Scan the lines and state how many carry "Aanmaak". Leave out everything but the number.

******

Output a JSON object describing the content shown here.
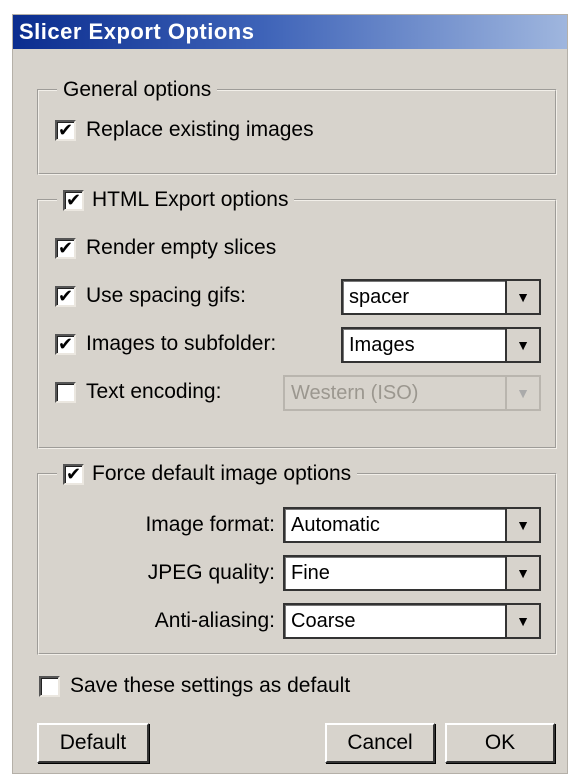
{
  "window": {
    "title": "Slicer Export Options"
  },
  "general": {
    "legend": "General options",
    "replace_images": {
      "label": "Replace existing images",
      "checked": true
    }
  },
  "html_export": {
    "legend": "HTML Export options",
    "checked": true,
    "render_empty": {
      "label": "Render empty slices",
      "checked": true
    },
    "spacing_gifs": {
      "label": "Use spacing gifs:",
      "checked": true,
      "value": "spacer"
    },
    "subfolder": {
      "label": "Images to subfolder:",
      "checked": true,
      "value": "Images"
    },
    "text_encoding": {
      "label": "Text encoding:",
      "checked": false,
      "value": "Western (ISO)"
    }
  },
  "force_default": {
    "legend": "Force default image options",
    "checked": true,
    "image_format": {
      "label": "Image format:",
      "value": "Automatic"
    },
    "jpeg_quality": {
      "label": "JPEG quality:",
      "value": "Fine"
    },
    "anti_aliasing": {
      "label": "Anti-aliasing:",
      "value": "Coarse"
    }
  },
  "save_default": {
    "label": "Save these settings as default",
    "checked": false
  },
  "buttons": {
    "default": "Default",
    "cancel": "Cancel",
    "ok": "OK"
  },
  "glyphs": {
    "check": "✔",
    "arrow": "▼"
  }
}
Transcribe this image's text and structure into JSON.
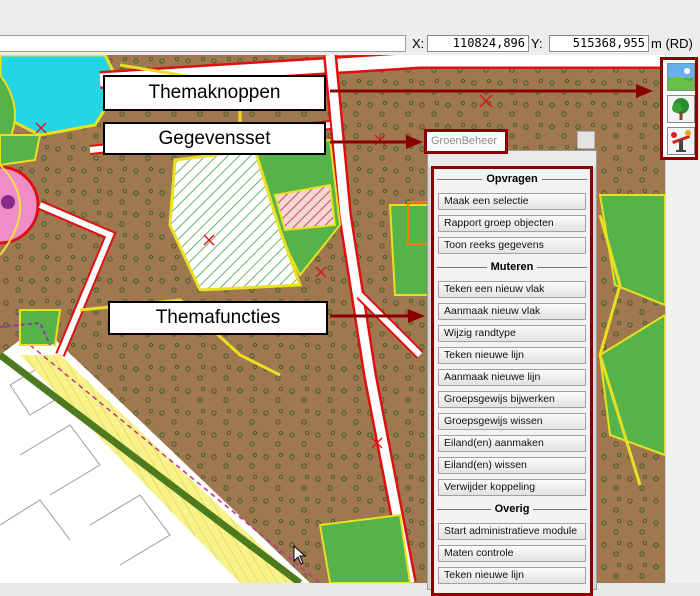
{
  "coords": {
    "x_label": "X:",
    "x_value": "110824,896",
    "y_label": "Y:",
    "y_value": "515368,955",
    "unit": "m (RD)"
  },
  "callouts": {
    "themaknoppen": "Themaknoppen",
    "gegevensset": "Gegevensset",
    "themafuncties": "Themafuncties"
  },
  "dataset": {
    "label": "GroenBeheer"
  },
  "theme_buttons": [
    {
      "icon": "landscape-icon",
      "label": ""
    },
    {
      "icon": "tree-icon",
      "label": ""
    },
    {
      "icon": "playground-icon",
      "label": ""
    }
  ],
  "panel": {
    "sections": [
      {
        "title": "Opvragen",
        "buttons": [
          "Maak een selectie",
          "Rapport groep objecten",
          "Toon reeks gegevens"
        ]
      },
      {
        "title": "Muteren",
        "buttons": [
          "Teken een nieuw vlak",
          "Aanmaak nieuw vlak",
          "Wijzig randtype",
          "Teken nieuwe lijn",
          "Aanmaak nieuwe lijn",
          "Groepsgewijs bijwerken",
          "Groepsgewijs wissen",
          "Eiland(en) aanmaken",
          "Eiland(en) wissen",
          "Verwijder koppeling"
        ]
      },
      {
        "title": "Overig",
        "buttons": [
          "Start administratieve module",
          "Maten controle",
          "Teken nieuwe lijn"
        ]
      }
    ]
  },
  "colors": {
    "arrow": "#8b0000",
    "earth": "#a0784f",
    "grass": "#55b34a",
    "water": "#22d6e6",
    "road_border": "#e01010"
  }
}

******

■ TASK OUTPUT: 2